EXERCISE REQUIREMENTS:
Below are some records. Say in a single number how many of their lines include the word "name".

-------

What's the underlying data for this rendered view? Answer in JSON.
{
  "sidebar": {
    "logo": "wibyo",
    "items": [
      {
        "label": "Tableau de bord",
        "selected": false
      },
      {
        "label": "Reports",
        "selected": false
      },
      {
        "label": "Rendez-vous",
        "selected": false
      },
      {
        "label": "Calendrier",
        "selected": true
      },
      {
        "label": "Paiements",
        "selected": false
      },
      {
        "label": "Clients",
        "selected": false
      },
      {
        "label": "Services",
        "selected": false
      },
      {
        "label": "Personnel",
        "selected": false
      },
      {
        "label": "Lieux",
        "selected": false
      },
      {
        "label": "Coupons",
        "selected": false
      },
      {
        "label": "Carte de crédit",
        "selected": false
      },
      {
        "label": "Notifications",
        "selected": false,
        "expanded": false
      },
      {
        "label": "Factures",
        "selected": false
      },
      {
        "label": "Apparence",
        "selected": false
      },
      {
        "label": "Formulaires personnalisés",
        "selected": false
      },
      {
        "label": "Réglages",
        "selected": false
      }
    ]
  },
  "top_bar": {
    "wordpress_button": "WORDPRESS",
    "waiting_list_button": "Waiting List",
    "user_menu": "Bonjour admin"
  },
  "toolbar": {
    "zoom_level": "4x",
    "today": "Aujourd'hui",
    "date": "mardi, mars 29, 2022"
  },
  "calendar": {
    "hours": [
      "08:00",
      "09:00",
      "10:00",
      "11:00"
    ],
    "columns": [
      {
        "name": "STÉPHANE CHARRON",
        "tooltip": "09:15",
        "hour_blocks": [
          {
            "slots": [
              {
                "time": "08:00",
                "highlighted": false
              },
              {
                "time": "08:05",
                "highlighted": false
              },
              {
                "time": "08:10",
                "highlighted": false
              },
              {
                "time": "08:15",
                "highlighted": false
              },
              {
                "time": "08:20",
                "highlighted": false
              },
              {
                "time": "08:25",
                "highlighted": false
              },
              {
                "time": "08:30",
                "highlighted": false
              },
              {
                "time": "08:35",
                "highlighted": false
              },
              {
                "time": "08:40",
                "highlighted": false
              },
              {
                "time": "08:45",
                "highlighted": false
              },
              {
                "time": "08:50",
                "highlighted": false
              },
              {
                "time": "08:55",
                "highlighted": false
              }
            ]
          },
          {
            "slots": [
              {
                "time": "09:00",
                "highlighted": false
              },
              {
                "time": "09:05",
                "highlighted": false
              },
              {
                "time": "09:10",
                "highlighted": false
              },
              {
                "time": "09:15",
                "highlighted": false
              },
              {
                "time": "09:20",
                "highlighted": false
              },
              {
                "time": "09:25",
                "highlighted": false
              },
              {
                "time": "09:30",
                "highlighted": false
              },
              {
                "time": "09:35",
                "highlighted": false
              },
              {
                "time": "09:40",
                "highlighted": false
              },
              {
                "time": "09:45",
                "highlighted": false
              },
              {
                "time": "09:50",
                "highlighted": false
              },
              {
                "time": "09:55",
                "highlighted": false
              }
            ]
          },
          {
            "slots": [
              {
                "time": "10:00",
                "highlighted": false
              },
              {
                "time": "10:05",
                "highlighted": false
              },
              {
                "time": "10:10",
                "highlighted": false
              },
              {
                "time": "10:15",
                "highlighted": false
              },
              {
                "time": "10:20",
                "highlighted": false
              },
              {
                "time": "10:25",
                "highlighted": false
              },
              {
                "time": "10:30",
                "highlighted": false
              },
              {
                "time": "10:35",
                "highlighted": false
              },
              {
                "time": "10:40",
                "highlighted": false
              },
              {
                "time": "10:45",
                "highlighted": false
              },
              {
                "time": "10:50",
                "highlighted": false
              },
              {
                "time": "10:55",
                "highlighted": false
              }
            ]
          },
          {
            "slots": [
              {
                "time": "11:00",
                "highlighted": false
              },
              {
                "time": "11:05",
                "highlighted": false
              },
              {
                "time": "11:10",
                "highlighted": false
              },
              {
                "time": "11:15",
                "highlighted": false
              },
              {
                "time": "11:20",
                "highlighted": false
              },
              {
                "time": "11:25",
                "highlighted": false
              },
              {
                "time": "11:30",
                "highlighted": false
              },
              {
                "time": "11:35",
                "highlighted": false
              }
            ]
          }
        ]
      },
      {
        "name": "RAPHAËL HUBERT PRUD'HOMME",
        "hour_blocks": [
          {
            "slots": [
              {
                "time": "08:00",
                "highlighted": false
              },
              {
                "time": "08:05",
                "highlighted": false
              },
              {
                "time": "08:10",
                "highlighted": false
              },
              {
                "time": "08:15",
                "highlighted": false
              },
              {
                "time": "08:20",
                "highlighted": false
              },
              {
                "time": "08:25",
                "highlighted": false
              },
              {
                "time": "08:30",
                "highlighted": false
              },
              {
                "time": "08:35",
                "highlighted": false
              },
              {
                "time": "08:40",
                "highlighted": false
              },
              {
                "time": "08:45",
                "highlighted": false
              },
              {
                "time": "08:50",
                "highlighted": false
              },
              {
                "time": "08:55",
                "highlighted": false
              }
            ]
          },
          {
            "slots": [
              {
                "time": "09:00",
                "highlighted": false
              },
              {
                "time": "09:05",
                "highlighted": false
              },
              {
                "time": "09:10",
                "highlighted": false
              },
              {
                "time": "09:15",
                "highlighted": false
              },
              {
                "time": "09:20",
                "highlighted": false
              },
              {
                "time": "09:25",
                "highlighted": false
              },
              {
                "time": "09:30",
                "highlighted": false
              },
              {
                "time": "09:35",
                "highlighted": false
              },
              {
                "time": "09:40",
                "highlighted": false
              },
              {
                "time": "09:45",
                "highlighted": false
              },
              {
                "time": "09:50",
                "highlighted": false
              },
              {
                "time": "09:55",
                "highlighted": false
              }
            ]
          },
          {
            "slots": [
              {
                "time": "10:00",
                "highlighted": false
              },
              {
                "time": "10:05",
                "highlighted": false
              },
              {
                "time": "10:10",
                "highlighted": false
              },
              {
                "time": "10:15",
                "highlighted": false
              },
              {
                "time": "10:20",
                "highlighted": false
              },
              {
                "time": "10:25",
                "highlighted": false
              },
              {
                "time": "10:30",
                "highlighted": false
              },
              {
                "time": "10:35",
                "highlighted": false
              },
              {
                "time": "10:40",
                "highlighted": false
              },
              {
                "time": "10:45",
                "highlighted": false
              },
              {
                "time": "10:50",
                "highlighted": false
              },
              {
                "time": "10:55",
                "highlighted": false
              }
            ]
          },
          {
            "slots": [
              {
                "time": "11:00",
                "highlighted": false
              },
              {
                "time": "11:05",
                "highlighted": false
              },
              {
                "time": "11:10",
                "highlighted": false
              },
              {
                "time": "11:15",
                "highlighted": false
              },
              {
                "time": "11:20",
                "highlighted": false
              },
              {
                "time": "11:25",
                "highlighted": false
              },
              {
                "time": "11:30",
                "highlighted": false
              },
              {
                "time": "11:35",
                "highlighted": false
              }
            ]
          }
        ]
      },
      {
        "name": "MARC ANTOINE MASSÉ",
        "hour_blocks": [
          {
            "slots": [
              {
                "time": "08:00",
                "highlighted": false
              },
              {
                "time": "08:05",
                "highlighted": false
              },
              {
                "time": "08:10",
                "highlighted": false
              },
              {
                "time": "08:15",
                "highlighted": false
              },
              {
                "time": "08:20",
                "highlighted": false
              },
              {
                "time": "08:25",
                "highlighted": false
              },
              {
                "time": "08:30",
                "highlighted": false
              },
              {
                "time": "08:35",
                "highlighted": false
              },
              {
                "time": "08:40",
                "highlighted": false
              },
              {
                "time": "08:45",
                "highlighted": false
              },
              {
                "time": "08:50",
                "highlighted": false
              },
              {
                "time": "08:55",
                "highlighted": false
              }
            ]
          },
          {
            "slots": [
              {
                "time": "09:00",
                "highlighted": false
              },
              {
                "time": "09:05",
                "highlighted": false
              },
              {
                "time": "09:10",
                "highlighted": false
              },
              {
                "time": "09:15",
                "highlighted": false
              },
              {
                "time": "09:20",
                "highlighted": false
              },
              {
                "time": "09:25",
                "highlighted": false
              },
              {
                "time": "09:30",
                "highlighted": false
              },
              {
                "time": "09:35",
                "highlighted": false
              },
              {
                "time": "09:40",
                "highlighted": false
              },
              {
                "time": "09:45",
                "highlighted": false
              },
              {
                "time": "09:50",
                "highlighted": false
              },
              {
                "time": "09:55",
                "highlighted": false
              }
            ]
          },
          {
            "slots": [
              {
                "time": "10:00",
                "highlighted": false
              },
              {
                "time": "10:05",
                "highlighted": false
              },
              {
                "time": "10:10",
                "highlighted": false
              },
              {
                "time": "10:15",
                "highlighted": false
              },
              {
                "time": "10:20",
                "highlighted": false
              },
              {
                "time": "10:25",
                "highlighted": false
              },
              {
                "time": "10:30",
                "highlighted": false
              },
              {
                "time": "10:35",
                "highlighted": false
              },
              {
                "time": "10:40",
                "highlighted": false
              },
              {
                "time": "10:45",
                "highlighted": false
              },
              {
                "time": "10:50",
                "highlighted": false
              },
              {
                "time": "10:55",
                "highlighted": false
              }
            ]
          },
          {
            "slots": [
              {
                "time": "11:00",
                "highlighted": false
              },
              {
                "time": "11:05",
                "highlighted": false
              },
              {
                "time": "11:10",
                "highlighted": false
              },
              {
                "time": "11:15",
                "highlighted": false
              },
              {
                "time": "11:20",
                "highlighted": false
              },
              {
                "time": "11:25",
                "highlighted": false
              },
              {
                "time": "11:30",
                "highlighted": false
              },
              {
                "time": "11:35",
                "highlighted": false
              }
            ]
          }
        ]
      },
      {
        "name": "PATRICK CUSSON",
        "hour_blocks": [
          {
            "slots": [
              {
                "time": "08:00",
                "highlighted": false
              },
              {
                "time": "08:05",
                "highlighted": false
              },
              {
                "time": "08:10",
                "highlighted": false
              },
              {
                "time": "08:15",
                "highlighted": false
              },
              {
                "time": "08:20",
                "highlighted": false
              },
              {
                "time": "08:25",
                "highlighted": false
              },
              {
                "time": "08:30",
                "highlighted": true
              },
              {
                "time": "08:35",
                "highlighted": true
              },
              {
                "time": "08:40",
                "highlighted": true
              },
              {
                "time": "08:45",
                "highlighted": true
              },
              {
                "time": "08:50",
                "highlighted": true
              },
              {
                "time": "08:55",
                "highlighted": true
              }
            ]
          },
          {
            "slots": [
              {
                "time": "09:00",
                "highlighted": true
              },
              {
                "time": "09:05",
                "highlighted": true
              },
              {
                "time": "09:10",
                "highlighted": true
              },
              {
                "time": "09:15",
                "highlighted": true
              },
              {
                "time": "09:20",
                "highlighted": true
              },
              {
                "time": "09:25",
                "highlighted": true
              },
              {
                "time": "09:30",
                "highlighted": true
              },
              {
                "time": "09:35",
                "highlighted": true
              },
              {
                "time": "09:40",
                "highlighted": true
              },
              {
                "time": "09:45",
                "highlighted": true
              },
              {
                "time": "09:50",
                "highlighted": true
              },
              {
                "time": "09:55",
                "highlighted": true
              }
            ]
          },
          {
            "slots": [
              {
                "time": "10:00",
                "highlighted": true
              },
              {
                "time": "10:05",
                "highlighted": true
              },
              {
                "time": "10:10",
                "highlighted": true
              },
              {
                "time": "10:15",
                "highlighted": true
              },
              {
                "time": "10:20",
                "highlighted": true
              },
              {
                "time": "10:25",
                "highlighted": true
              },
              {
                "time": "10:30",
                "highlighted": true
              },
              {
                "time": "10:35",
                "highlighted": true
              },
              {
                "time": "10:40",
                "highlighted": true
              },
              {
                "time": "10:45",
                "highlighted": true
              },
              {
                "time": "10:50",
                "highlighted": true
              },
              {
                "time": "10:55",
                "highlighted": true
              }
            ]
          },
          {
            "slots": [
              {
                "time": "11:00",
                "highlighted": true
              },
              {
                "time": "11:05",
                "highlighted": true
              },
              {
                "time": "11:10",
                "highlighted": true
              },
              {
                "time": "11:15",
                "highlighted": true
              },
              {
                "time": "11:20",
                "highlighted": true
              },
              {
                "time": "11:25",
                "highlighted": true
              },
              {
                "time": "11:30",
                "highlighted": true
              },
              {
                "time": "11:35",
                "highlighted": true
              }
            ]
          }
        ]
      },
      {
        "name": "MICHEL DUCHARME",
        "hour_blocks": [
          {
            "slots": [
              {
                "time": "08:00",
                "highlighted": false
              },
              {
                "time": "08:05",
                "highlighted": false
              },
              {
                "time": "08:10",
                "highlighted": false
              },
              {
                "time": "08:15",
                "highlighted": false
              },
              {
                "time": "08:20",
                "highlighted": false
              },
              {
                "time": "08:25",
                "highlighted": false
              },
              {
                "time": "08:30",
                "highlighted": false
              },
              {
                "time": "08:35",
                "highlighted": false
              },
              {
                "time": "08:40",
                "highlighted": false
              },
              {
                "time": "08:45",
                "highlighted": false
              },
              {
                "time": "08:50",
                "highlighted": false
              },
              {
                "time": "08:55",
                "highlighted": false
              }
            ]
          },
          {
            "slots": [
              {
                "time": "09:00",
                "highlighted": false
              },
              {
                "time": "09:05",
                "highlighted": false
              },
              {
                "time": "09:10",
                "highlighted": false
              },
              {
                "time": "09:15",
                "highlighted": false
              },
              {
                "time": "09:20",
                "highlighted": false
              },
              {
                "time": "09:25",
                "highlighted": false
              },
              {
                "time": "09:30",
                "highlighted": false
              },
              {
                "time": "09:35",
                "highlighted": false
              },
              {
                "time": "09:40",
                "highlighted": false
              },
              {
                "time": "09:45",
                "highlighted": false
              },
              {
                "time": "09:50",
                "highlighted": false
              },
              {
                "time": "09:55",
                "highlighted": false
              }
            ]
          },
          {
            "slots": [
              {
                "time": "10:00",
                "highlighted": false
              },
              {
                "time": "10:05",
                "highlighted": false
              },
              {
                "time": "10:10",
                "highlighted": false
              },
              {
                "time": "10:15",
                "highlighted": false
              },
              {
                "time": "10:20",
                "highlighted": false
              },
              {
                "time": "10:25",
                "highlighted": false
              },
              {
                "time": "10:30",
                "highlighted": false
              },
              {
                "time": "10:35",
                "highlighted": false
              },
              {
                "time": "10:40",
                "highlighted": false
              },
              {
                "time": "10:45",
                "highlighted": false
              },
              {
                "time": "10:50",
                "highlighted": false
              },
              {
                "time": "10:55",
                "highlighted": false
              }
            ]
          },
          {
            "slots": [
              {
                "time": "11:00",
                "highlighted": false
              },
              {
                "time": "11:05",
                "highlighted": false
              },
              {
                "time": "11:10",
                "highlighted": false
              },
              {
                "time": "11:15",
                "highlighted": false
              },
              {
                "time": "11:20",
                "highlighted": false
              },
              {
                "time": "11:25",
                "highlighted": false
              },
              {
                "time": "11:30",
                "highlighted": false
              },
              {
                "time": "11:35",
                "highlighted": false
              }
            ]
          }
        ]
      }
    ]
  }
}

-------

FULL RESPONSE:
5